:: Directions ::
Report the number of lines that include "title", with no additional text.

:: Data excerpts ::
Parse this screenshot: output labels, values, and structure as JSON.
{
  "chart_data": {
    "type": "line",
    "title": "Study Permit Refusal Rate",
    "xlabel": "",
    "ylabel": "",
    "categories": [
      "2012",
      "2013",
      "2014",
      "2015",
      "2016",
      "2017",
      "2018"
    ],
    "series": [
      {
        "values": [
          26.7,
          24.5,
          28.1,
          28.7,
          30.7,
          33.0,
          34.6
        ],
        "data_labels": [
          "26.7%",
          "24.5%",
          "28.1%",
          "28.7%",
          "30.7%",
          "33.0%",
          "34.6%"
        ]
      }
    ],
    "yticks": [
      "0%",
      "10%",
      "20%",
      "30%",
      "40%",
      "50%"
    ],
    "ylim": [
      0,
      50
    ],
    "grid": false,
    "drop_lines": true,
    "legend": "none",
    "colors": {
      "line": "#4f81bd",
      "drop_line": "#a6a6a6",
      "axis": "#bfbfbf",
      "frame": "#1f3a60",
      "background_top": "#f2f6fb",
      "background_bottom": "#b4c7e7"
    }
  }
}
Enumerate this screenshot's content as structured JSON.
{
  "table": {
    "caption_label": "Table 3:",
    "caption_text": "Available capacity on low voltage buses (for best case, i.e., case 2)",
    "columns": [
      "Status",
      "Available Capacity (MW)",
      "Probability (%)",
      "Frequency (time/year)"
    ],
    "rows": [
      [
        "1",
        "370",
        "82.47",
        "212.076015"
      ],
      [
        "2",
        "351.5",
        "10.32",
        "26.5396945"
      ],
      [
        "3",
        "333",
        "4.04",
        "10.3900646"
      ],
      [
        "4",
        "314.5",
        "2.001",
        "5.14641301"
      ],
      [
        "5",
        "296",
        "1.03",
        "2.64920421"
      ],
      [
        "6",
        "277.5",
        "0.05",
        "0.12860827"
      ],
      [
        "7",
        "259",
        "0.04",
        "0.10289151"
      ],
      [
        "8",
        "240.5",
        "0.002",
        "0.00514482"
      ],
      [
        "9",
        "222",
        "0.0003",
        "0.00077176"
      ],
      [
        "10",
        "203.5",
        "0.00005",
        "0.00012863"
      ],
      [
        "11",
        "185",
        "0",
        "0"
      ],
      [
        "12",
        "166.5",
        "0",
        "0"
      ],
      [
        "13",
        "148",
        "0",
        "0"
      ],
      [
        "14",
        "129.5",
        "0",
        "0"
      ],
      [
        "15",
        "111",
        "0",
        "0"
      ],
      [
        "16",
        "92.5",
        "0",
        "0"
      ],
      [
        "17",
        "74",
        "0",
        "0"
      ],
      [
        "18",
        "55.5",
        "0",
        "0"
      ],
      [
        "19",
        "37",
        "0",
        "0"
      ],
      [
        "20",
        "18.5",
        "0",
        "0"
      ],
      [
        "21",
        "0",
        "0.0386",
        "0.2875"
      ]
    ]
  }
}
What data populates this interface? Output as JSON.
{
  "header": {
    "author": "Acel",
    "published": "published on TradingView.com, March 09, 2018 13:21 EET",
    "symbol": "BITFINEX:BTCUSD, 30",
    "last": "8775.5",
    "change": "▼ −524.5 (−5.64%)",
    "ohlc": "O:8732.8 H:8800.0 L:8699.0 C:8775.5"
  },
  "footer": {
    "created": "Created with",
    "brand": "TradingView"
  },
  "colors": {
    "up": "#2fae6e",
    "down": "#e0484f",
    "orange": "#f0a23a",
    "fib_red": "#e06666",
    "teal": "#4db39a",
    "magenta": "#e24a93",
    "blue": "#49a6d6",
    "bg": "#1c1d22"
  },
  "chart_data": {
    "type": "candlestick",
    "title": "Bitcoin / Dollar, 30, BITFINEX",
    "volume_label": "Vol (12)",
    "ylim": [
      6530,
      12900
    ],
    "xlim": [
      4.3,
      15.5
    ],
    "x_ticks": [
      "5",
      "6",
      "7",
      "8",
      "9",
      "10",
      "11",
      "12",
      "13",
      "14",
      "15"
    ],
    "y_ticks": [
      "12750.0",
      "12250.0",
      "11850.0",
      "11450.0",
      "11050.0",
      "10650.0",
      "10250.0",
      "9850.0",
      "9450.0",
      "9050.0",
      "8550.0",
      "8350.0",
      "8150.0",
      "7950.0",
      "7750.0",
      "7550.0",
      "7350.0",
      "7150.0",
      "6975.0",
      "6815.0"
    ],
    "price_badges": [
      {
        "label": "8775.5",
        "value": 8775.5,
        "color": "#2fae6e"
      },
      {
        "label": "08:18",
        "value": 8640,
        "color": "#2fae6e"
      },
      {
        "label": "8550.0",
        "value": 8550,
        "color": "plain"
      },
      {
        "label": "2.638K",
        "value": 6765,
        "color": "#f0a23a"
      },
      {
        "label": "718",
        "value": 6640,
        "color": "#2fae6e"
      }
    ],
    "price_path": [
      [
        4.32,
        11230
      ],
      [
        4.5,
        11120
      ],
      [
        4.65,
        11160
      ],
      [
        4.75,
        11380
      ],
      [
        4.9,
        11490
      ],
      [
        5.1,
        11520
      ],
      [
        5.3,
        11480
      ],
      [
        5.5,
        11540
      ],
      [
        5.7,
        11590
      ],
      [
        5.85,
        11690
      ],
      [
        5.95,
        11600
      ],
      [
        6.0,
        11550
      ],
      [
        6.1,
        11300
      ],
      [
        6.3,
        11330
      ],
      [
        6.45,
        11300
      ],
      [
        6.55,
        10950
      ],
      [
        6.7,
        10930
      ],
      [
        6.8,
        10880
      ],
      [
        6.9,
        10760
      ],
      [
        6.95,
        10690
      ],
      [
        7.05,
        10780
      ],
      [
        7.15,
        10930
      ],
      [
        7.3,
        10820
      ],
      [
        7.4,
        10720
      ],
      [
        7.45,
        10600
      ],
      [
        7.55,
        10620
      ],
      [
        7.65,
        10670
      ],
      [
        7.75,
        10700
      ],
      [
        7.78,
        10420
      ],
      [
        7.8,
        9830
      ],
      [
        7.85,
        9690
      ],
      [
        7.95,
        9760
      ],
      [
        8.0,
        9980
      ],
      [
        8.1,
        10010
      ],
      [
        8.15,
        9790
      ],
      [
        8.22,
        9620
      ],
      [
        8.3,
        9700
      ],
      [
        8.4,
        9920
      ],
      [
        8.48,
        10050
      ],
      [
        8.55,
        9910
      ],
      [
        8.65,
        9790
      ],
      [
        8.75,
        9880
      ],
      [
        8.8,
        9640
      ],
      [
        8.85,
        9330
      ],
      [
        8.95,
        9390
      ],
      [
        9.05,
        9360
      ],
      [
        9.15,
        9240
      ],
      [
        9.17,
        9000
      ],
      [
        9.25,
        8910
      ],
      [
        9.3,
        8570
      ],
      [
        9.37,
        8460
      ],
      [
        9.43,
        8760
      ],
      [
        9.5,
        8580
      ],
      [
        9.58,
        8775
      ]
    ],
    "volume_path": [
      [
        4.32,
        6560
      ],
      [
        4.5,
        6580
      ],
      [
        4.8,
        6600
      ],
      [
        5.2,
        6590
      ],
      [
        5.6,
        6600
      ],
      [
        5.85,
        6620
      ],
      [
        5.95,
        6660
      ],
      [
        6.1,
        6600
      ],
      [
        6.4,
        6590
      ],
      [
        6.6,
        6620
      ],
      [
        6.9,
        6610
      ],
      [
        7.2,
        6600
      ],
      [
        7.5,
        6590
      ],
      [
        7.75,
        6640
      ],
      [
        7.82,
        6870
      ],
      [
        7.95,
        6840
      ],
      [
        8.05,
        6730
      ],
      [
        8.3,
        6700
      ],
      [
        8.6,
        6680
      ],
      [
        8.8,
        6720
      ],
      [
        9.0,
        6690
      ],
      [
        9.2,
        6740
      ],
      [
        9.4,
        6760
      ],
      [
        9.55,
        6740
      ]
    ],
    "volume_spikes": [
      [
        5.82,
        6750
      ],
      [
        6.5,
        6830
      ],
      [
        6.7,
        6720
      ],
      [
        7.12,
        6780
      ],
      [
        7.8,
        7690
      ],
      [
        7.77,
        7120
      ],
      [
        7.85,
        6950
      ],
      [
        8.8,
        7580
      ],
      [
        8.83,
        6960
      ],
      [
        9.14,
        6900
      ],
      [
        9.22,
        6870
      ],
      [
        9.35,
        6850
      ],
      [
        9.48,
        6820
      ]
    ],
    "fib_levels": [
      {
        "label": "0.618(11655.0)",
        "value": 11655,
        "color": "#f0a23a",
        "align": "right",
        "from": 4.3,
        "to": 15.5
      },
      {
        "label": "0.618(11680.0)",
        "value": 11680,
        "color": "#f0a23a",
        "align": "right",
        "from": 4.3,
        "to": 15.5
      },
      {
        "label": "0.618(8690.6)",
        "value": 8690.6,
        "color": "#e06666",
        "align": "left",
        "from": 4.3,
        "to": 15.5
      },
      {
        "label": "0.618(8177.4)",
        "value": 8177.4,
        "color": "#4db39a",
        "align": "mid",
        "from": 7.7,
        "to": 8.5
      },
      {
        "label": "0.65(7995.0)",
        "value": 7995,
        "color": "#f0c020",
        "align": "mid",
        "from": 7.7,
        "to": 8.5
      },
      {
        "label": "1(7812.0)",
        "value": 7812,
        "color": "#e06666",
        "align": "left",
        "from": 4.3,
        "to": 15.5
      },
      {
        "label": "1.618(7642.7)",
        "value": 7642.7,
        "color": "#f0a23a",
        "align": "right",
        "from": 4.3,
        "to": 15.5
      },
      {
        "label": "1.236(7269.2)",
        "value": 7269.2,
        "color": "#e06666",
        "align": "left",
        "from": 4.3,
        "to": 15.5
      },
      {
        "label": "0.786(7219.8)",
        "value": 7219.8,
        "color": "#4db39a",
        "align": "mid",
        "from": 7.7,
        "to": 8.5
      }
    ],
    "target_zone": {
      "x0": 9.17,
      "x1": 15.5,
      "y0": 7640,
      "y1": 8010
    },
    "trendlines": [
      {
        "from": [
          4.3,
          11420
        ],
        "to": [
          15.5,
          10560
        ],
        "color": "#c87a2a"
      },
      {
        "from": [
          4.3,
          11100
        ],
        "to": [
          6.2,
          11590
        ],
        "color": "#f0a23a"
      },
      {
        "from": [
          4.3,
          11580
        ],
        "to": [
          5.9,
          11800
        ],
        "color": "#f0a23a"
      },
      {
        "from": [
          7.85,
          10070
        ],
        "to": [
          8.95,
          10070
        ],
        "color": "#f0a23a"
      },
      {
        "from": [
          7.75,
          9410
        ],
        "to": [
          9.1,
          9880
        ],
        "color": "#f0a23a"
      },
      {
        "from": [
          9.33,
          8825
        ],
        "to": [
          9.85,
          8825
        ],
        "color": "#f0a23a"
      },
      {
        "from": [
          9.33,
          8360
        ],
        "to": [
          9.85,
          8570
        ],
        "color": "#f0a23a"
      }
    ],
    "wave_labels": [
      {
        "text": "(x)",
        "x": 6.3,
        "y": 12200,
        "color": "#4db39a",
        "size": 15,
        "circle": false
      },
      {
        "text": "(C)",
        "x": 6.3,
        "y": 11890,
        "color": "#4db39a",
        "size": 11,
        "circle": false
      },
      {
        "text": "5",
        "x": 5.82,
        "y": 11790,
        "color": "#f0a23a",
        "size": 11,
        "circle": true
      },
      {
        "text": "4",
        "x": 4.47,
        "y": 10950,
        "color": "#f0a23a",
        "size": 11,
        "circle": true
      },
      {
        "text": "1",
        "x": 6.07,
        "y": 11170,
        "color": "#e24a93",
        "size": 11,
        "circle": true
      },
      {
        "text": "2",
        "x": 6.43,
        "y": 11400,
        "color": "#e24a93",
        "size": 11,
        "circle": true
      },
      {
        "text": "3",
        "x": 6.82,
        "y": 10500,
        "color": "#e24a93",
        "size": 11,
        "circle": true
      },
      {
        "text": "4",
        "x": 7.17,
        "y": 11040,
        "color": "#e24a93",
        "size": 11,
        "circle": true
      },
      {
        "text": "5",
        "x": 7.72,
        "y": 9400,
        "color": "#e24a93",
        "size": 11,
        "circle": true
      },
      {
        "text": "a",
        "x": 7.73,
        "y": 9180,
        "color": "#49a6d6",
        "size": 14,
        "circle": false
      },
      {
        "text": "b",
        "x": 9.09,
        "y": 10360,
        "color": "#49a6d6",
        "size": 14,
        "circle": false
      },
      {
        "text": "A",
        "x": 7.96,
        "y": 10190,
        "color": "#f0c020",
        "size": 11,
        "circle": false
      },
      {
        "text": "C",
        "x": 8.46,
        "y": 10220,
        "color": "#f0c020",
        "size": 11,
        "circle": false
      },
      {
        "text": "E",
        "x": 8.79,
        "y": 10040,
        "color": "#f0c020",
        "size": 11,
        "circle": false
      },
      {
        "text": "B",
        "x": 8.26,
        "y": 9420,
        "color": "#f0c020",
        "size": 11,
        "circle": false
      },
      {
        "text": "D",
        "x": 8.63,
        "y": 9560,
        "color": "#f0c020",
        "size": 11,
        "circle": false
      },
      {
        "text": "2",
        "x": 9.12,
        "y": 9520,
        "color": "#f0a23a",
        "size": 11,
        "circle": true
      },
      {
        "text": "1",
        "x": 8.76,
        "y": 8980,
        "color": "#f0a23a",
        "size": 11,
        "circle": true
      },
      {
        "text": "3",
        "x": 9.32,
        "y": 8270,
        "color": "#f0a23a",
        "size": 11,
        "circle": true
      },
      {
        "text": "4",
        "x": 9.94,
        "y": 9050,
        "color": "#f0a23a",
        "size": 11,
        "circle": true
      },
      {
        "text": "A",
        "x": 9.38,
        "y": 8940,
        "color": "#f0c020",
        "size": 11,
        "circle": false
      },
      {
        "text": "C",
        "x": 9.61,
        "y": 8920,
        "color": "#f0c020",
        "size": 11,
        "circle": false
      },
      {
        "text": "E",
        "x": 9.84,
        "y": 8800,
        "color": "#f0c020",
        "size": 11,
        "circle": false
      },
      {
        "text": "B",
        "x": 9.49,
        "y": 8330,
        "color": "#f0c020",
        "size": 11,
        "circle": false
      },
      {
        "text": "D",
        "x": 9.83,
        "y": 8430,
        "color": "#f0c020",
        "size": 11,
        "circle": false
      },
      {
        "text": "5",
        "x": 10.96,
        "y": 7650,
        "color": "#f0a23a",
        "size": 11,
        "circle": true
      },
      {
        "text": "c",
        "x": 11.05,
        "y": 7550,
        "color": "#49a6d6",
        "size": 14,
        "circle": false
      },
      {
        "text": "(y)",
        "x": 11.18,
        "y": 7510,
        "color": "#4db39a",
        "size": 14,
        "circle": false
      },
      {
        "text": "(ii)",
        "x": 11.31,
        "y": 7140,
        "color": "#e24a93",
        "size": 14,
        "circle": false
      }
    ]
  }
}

:: Expected answer ::
2